• Task instructions: Work out how many lines hold the string "Lorentzian". The answer is a single number, nothing more.

• Supplied entries:
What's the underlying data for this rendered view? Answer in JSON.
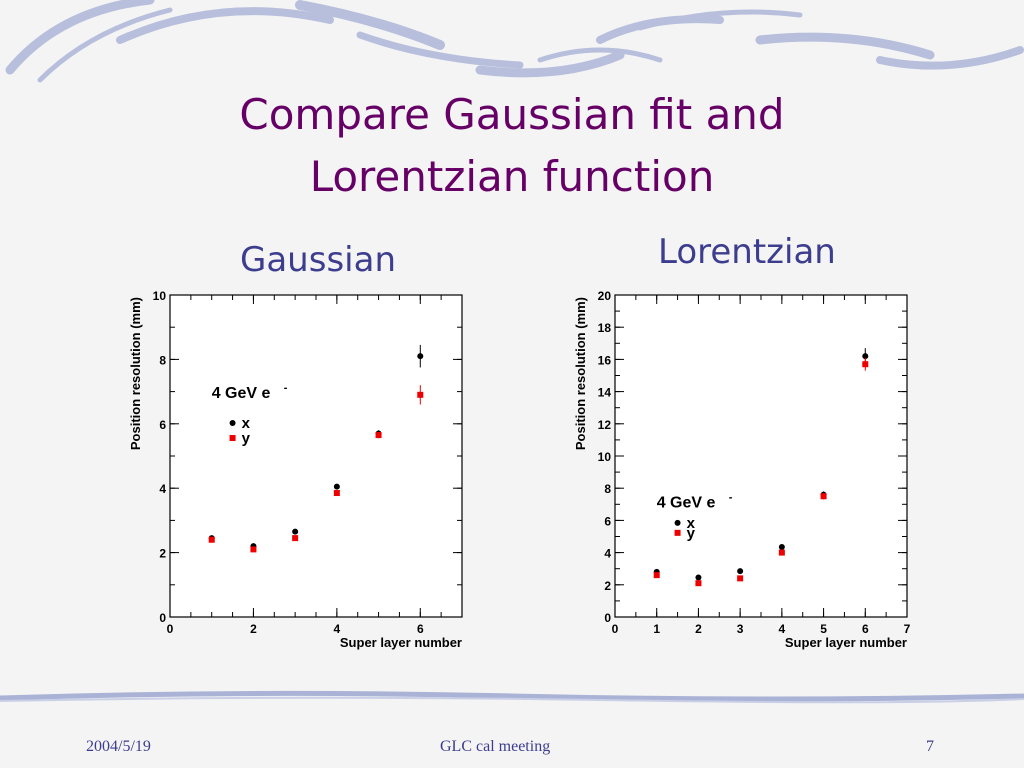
{
  "slide": {
    "title_line1": "Compare Gaussian fit and",
    "title_line2": "Lorentzian function",
    "subtitle_left": "Gaussian",
    "subtitle_right": "Lorentzian"
  },
  "footer": {
    "date": "2004/5/19",
    "center": "GLC cal meeting",
    "page": "7"
  },
  "colors": {
    "title": "#660066",
    "subtitle": "#3d3d8f",
    "series_x": "#000000",
    "series_y": "#ee0000"
  },
  "chart_data": [
    {
      "type": "scatter",
      "title": "",
      "xlabel": "Super layer number",
      "ylabel": "Position resolution (mm)",
      "xlim": [
        0,
        7
      ],
      "ylim": [
        0,
        10
      ],
      "xticks": [
        0,
        2,
        4,
        6
      ],
      "yticks": [
        0,
        2,
        4,
        6,
        8,
        10
      ],
      "annotation": "4 GeV e",
      "annotation_sup": "-",
      "grid": false,
      "series": [
        {
          "name": "x",
          "x": [
            1,
            2,
            3,
            4,
            5,
            6
          ],
          "y": [
            2.45,
            2.2,
            2.65,
            4.05,
            5.7,
            8.1
          ],
          "err": [
            0.05,
            0.05,
            0.05,
            0.08,
            0.1,
            0.35
          ]
        },
        {
          "name": "y",
          "x": [
            1,
            2,
            3,
            4,
            5,
            6
          ],
          "y": [
            2.4,
            2.1,
            2.45,
            3.85,
            5.65,
            6.9
          ],
          "err": [
            0.05,
            0.05,
            0.05,
            0.08,
            0.1,
            0.3
          ]
        }
      ]
    },
    {
      "type": "scatter",
      "title": "",
      "xlabel": "Super layer number",
      "ylabel": "Position resolution (mm)",
      "xlim": [
        0,
        7
      ],
      "ylim": [
        0,
        20
      ],
      "xticks": [
        0,
        1,
        2,
        3,
        4,
        5,
        6,
        7
      ],
      "yticks": [
        0,
        2,
        4,
        6,
        8,
        10,
        12,
        14,
        16,
        18,
        20
      ],
      "annotation": "4 GeV e",
      "annotation_sup": "-",
      "grid": false,
      "series": [
        {
          "name": "x",
          "x": [
            1,
            2,
            3,
            4,
            5,
            6
          ],
          "y": [
            2.8,
            2.45,
            2.85,
            4.35,
            7.6,
            16.2
          ],
          "err": [
            0.1,
            0.1,
            0.1,
            0.15,
            0.2,
            0.5
          ]
        },
        {
          "name": "y",
          "x": [
            1,
            2,
            3,
            4,
            5,
            6
          ],
          "y": [
            2.6,
            2.1,
            2.4,
            4.0,
            7.5,
            15.7
          ],
          "err": [
            0.1,
            0.1,
            0.1,
            0.15,
            0.2,
            0.4
          ]
        }
      ]
    }
  ]
}
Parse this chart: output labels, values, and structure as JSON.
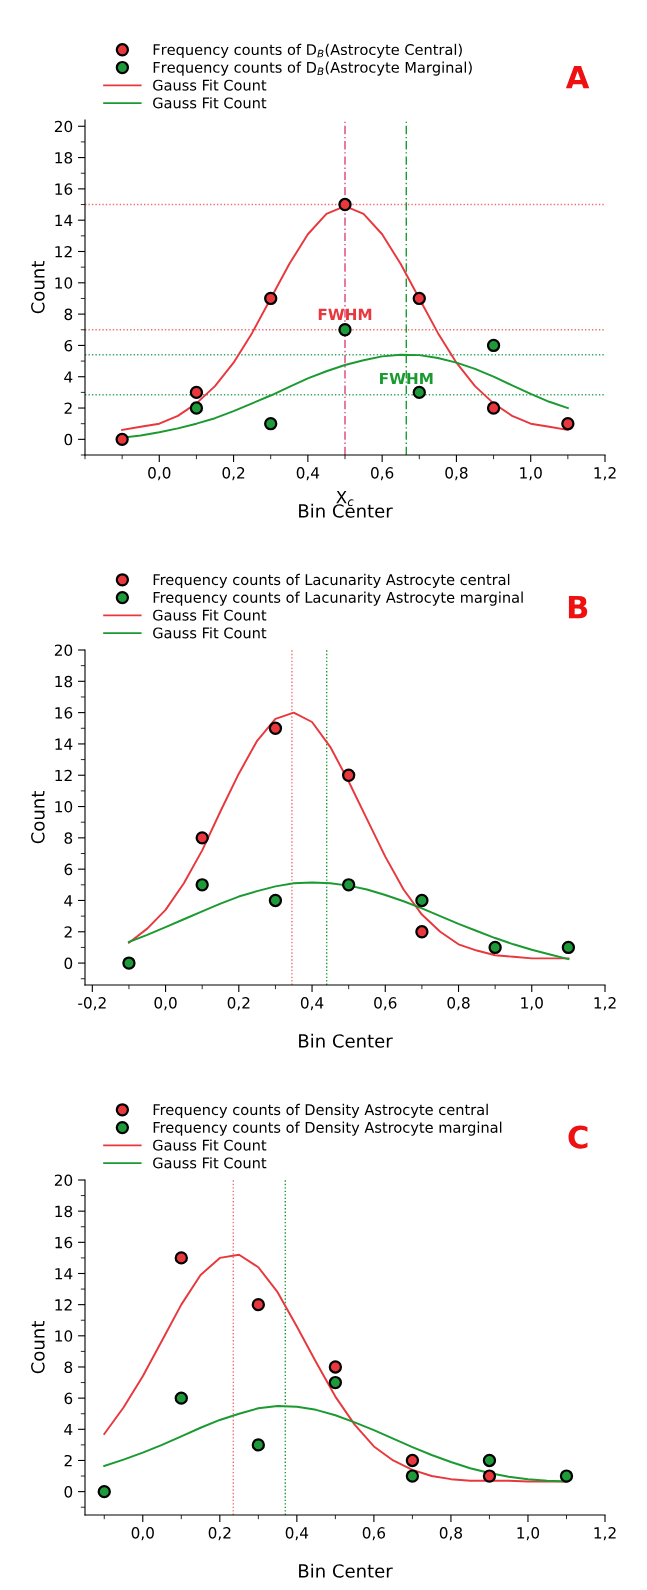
{
  "chart_data": [
    {
      "type": "scatter",
      "title": "A",
      "xlabel": "Bin Center",
      "ylabel": "Count",
      "x": [
        -0.1,
        0.1,
        0.3,
        0.5,
        0.7,
        0.9,
        1.1
      ],
      "legend": "top left",
      "xlim": [
        -0.2,
        1.2
      ],
      "ylim": [
        -1,
        20.4
      ],
      "xticks": [
        {
          "value": 0,
          "label": "0,0"
        },
        {
          "value": 0.2,
          "label": "0,2"
        },
        {
          "value": 0.4,
          "label": "0,4"
        },
        {
          "value": 0.6,
          "label": "0,6"
        },
        {
          "value": 0.8,
          "label": "0,8"
        },
        {
          "value": 1.0,
          "label": "1,0"
        },
        {
          "value": 1.2,
          "label": "1,2"
        }
      ],
      "yticks": [
        0,
        2,
        4,
        6,
        8,
        10,
        12,
        14,
        16,
        18,
        20
      ],
      "series": [
        {
          "type": "scatter",
          "marker": "circle",
          "name": "Frequency counts of D$_{B}$(Astrocyte Central)",
          "color": "#e8383d",
          "values": [
            0,
            3,
            9,
            15,
            9,
            2,
            1
          ]
        },
        {
          "type": "scatter",
          "marker": "circle",
          "name": "Frequency counts of D$_{B}$(Astrocyte Marginal)",
          "color": "#1f9a3a",
          "values": [
            null,
            2,
            1,
            7,
            3,
            6,
            null
          ]
        },
        {
          "type": "line",
          "marker": "none",
          "name": "Gauss Fit Count",
          "color": "#e8383d",
          "x": [
            -0.1,
            -0.05,
            0,
            0.05,
            0.1,
            0.15,
            0.2,
            0.25,
            0.3,
            0.35,
            0.4,
            0.45,
            0.5,
            0.55,
            0.6,
            0.65,
            0.7,
            0.75,
            0.8,
            0.85,
            0.9,
            0.95,
            1.0,
            1.05,
            1.1
          ],
          "values": [
            0.6,
            0.8,
            1.0,
            1.5,
            2.3,
            3.4,
            4.9,
            6.8,
            9.0,
            11.2,
            13.1,
            14.4,
            14.9,
            14.4,
            13.1,
            11.2,
            9.0,
            6.8,
            4.9,
            3.4,
            2.3,
            1.5,
            1.0,
            0.8,
            0.6
          ]
        },
        {
          "type": "line",
          "marker": "none",
          "name": "Gauss Fit Count",
          "color": "#1a9a30",
          "x": [
            -0.1,
            -0.05,
            0,
            0.05,
            0.1,
            0.15,
            0.2,
            0.25,
            0.3,
            0.35,
            0.4,
            0.45,
            0.5,
            0.55,
            0.6,
            0.65,
            0.7,
            0.75,
            0.8,
            0.85,
            0.9,
            0.95,
            1.0,
            1.05,
            1.1
          ],
          "values": [
            0.1,
            0.25,
            0.45,
            0.7,
            1.0,
            1.35,
            1.8,
            2.3,
            2.8,
            3.35,
            3.9,
            4.35,
            4.75,
            5.05,
            5.3,
            5.4,
            5.38,
            5.2,
            4.9,
            4.5,
            4.0,
            3.45,
            2.9,
            2.4,
            2.0
          ]
        }
      ],
      "ref_lines": [
        {
          "axis": "y",
          "value": 15,
          "color": "#f07070",
          "line_style": "dotted"
        },
        {
          "axis": "y",
          "value": 7,
          "color": "#f07070",
          "line_style": "dotted"
        },
        {
          "axis": "y",
          "value": 5.4,
          "color": "#3aa860",
          "line_style": "dotted"
        },
        {
          "axis": "y",
          "value": 2.85,
          "color": "#3aa860",
          "line_style": "dotted"
        },
        {
          "axis": "x",
          "value": 0.5,
          "color": "#e0407a",
          "line_style": "dashed"
        },
        {
          "axis": "x",
          "value": 0.665,
          "color": "#1a9a30",
          "line_style": "dashed"
        }
      ],
      "annotations": [
        {
          "text": "FWHM",
          "x": 0.5,
          "y": 7.9
        },
        {
          "text": "FWHM",
          "x": 0.665,
          "y": 3.8
        },
        "X$_{c}$"
      ]
    },
    {
      "type": "scatter",
      "title": "B",
      "xlabel": "Bin Center",
      "ylabel": "Count",
      "x": [
        -0.1,
        0.1,
        0.3,
        0.5,
        0.7,
        0.9,
        1.1
      ],
      "legend": "top left",
      "xlim": [
        -0.22,
        1.2
      ],
      "ylim": [
        -1.4,
        20
      ],
      "xticks": [
        {
          "value": -0.2,
          "label": "-0,2"
        },
        {
          "value": 0,
          "label": "0,0"
        },
        {
          "value": 0.2,
          "label": "0,2"
        },
        {
          "value": 0.4,
          "label": "0,4"
        },
        {
          "value": 0.6,
          "label": "0,6"
        },
        {
          "value": 0.8,
          "label": "0,8"
        },
        {
          "value": 1.0,
          "label": "1,0"
        },
        {
          "value": 1.2,
          "label": "1,2"
        }
      ],
      "yticks": [
        0,
        2,
        4,
        6,
        8,
        10,
        12,
        14,
        16,
        18,
        20
      ],
      "series": [
        {
          "type": "scatter",
          "marker": "circle",
          "name": "Frequency counts of Lacunarity Astrocyte central",
          "color": "#e8383d",
          "values": [
            null,
            8,
            15,
            12,
            2,
            null,
            null
          ]
        },
        {
          "type": "scatter",
          "marker": "circle",
          "name": "Frequency counts of Lacunarity Astrocyte marginal",
          "color": "#1f9a3a",
          "values": [
            0,
            5,
            4,
            5,
            4,
            1,
            1
          ]
        },
        {
          "type": "line",
          "marker": "none",
          "name": "Gauss Fit Count",
          "color": "#e8383d",
          "x": [
            -0.1,
            -0.05,
            0,
            0.05,
            0.1,
            0.15,
            0.2,
            0.25,
            0.3,
            0.35,
            0.4,
            0.45,
            0.5,
            0.55,
            0.6,
            0.65,
            0.7,
            0.75,
            0.8,
            0.85,
            0.9,
            0.95,
            1.0,
            1.05,
            1.1
          ],
          "values": [
            1.3,
            2.2,
            3.4,
            5.1,
            7.2,
            9.7,
            12.1,
            14.2,
            15.6,
            16.0,
            15.4,
            13.8,
            11.6,
            9.2,
            6.8,
            4.7,
            3.1,
            2.0,
            1.2,
            0.8,
            0.5,
            0.4,
            0.3,
            0.3,
            0.3
          ]
        },
        {
          "type": "line",
          "marker": "none",
          "name": "Gauss Fit Count",
          "color": "#1a9a30",
          "x": [
            -0.1,
            -0.05,
            0,
            0.05,
            0.1,
            0.15,
            0.2,
            0.25,
            0.3,
            0.35,
            0.4,
            0.45,
            0.5,
            0.55,
            0.6,
            0.65,
            0.7,
            0.75,
            0.8,
            0.85,
            0.9,
            0.95,
            1.0,
            1.05,
            1.1
          ],
          "values": [
            1.35,
            1.8,
            2.3,
            2.8,
            3.3,
            3.8,
            4.25,
            4.6,
            4.9,
            5.1,
            5.15,
            5.1,
            4.95,
            4.7,
            4.35,
            3.95,
            3.5,
            3.0,
            2.5,
            2.05,
            1.6,
            1.2,
            0.85,
            0.55,
            0.25
          ]
        }
      ],
      "ref_lines": [
        {
          "axis": "x",
          "value": 0.345,
          "color": "#f07070",
          "line_style": "dotted"
        },
        {
          "axis": "x",
          "value": 0.44,
          "color": "#1a9a30",
          "line_style": "dotted"
        }
      ]
    },
    {
      "type": "scatter",
      "title": "C",
      "xlabel": "Bin Center",
      "ylabel": "Count",
      "x": [
        -0.1,
        0.1,
        0.3,
        0.5,
        0.7,
        0.9,
        1.1
      ],
      "legend": "top left",
      "xlim": [
        -0.15,
        1.2
      ],
      "ylim": [
        -1.5,
        20
      ],
      "xticks": [
        {
          "value": 0,
          "label": "0,0"
        },
        {
          "value": 0.2,
          "label": "0,2"
        },
        {
          "value": 0.4,
          "label": "0,4"
        },
        {
          "value": 0.6,
          "label": "0,6"
        },
        {
          "value": 0.8,
          "label": "0,8"
        },
        {
          "value": 1.0,
          "label": "1,0"
        },
        {
          "value": 1.2,
          "label": "1,2"
        }
      ],
      "yticks": [
        0,
        2,
        4,
        6,
        8,
        10,
        12,
        14,
        16,
        18,
        20
      ],
      "series": [
        {
          "type": "scatter",
          "marker": "circle",
          "name": "Frequency counts of Density Astrocyte central",
          "color": "#e8383d",
          "values": [
            null,
            15,
            12,
            8,
            2,
            1,
            null
          ]
        },
        {
          "type": "scatter",
          "marker": "circle",
          "name": "Frequency counts of Density Astrocyte marginal",
          "color": "#1f9a3a",
          "values": [
            0,
            6,
            3,
            7,
            1,
            2,
            1
          ]
        },
        {
          "type": "line",
          "marker": "none",
          "name": "Gauss Fit Count",
          "color": "#e8383d",
          "x": [
            -0.1,
            -0.05,
            0,
            0.05,
            0.1,
            0.15,
            0.2,
            0.25,
            0.3,
            0.35,
            0.4,
            0.45,
            0.5,
            0.55,
            0.6,
            0.65,
            0.7,
            0.75,
            0.8,
            0.85,
            0.9,
            0.95,
            1.0,
            1.05,
            1.1
          ],
          "values": [
            3.7,
            5.4,
            7.4,
            9.7,
            12.0,
            13.9,
            15.0,
            15.2,
            14.4,
            12.8,
            10.6,
            8.3,
            6.1,
            4.3,
            2.9,
            2.0,
            1.4,
            1.0,
            0.8,
            0.7,
            0.7,
            0.7,
            0.65,
            0.65,
            0.65
          ]
        },
        {
          "type": "line",
          "marker": "none",
          "name": "Gauss Fit Count",
          "color": "#1a9a30",
          "x": [
            -0.1,
            -0.05,
            0,
            0.05,
            0.1,
            0.15,
            0.2,
            0.25,
            0.3,
            0.35,
            0.4,
            0.45,
            0.5,
            0.55,
            0.6,
            0.65,
            0.7,
            0.75,
            0.8,
            0.85,
            0.9,
            0.95,
            1.0,
            1.05,
            1.1
          ],
          "values": [
            1.65,
            2.05,
            2.5,
            3.0,
            3.55,
            4.1,
            4.6,
            5.0,
            5.35,
            5.5,
            5.45,
            5.25,
            4.9,
            4.45,
            3.95,
            3.4,
            2.85,
            2.35,
            1.9,
            1.5,
            1.2,
            0.95,
            0.8,
            0.7,
            0.65
          ]
        }
      ],
      "ref_lines": [
        {
          "axis": "x",
          "value": 0.235,
          "color": "#f07070",
          "line_style": "dotted"
        },
        {
          "axis": "x",
          "value": 0.37,
          "color": "#1a9a30",
          "line_style": "dotted"
        }
      ]
    }
  ]
}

• Completed task: 2